Goal — Write the records out again exactly, leaving no images in.

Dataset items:
^^^^^^^^
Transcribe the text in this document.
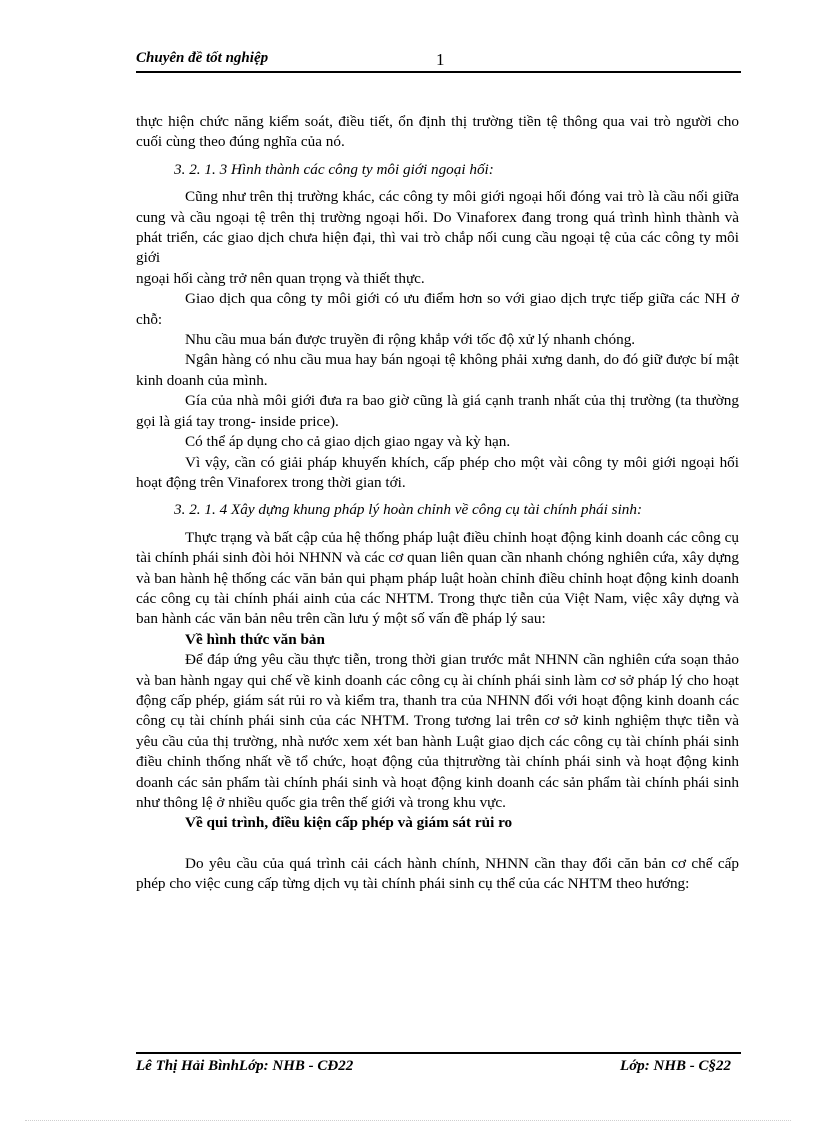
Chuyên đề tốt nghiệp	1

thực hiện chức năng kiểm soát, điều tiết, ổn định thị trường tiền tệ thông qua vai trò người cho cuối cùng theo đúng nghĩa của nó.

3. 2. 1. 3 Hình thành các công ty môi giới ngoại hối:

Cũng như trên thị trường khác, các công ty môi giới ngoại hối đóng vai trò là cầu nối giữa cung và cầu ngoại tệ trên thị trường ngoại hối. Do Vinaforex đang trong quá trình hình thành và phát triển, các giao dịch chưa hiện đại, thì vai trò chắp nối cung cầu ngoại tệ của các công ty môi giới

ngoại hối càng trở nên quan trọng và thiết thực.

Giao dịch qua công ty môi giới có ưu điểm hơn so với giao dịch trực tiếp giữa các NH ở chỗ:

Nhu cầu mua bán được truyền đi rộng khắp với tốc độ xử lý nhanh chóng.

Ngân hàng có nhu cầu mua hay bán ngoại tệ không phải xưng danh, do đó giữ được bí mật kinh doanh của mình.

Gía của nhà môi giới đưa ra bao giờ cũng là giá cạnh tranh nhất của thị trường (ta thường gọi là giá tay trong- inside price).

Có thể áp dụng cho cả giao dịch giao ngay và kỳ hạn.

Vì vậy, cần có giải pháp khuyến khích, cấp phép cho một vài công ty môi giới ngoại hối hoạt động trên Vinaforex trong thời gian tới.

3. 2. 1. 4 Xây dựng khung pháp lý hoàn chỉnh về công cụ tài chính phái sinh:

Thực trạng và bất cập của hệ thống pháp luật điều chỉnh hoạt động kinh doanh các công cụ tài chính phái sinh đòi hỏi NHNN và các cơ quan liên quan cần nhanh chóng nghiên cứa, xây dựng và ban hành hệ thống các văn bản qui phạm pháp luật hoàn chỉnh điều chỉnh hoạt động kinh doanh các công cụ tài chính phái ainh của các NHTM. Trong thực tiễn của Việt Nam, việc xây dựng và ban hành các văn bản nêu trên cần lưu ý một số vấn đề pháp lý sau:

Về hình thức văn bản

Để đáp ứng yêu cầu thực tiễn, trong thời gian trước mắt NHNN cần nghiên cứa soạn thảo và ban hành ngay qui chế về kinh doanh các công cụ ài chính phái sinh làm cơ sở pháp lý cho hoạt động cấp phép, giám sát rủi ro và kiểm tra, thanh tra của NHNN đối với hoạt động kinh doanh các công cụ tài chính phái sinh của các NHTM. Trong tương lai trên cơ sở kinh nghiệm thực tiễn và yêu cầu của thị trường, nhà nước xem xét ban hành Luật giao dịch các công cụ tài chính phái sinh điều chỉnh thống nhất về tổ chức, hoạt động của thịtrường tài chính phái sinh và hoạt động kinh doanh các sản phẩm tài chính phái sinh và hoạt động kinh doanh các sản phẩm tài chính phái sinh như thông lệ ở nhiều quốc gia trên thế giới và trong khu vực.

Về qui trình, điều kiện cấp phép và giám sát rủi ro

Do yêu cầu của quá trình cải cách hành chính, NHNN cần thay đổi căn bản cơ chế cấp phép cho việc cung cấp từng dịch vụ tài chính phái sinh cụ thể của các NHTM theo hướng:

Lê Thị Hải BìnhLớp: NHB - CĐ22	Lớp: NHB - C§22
^^^^^^^^
Task solution —
Transcribe the text in this document.
Chuyên đề tốt nghiệp	1

thực hiện chức năng kiểm soát, điều tiết, ổn định thị trường tiền tệ thông qua vai trò người cho cuối cùng theo đúng nghĩa của nó.

3. 2. 1. 3 Hình thành các công ty môi giới ngoại hối:

Cũng như trên thị trường khác, các công ty môi giới ngoại hối đóng vai trò là cầu nối giữa cung và cầu ngoại tệ trên thị trường ngoại hối. Do Vinaforex đang trong quá trình hình thành và phát triển, các giao dịch chưa hiện đại, thì vai trò chắp nối cung cầu ngoại tệ của các công ty môi giới

ngoại hối càng trở nên quan trọng và thiết thực.

Giao dịch qua công ty môi giới có ưu điểm hơn so với giao dịch trực tiếp giữa các NH ở chỗ:

Nhu cầu mua bán được truyền đi rộng khắp với tốc độ xử lý nhanh chóng.

Ngân hàng có nhu cầu mua hay bán ngoại tệ không phải xưng danh, do đó giữ được bí mật kinh doanh của mình.

Gía của nhà môi giới đưa ra bao giờ cũng là giá cạnh tranh nhất của thị trường (ta thường gọi là giá tay trong- inside price).

Có thể áp dụng cho cả giao dịch giao ngay và kỳ hạn.

Vì vậy, cần có giải pháp khuyến khích, cấp phép cho một vài công ty môi giới ngoại hối hoạt động trên Vinaforex trong thời gian tới.

3. 2. 1. 4 Xây dựng khung pháp lý hoàn chỉnh về công cụ tài chính phái sinh:

Thực trạng và bất cập của hệ thống pháp luật điều chỉnh hoạt động kinh doanh các công cụ tài chính phái sinh đòi hỏi NHNN và các cơ quan liên quan cần nhanh chóng nghiên cứa, xây dựng và ban hành hệ thống các văn bản qui phạm pháp luật hoàn chỉnh điều chỉnh hoạt động kinh doanh các công cụ tài chính phái ainh của các NHTM. Trong thực tiễn của Việt Nam, việc xây dựng và ban hành các văn bản nêu trên cần lưu ý một số vấn đề pháp lý sau:

Về hình thức văn bản

Để đáp ứng yêu cầu thực tiễn, trong thời gian trước mắt NHNN cần nghiên cứa soạn thảo và ban hành ngay qui chế về kinh doanh các công cụ ài chính phái sinh làm cơ sở pháp lý cho hoạt động cấp phép, giám sát rủi ro và kiểm tra, thanh tra của NHNN đối với hoạt động kinh doanh các công cụ tài chính phái sinh của các NHTM. Trong tương lai trên cơ sở kinh nghiệm thực tiễn và yêu cầu của thị trường, nhà nước xem xét ban hành Luật giao dịch các công cụ tài chính phái sinh điều chỉnh thống nhất về tổ chức, hoạt động của thịtrường tài chính phái sinh và hoạt động kinh doanh các sản phẩm tài chính phái sinh và hoạt động kinh doanh các sản phẩm tài chính phái sinh như thông lệ ở nhiều quốc gia trên thế giới và trong khu vực.

Về qui trình, điều kiện cấp phép và giám sát rủi ro

Do yêu cầu của quá trình cải cách hành chính, NHNN cần thay đổi căn bản cơ chế cấp phép cho việc cung cấp từng dịch vụ tài chính phái sinh cụ thể của các NHTM theo hướng:

Lê Thị Hải BìnhLớp: NHB - CĐ22	Lớp: NHB - C§22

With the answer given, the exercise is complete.